* EXCERPTED DATA *
[START]

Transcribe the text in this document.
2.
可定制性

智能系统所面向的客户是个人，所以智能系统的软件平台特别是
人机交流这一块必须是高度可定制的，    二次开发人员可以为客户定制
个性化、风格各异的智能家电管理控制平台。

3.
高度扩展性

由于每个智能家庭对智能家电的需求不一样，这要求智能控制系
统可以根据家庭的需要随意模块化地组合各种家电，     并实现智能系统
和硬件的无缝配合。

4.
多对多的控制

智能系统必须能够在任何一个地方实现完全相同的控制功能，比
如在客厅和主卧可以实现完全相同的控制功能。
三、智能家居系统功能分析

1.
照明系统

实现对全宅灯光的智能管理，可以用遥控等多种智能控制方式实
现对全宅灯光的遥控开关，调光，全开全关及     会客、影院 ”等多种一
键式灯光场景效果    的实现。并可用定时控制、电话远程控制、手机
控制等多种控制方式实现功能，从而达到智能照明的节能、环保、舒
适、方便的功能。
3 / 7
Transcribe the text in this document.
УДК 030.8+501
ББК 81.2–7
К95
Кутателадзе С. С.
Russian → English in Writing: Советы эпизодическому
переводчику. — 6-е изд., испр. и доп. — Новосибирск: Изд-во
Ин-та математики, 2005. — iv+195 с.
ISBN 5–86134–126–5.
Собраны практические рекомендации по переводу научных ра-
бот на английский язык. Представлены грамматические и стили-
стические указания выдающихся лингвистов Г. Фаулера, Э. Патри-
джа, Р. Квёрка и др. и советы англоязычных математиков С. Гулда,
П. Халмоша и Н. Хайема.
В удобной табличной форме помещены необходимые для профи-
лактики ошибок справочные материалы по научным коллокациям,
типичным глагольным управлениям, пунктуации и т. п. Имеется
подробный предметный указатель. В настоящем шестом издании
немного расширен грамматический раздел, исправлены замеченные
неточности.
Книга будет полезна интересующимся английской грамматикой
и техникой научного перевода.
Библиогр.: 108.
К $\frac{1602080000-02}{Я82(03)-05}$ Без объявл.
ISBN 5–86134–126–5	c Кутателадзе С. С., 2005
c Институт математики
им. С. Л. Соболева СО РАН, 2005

[END]

* TASK STATEMENT *
Select every line where the word "математики" occurs.

* TASK RESULT *
Ин-та математики, 2005. — iv+195 с.
c Институт математики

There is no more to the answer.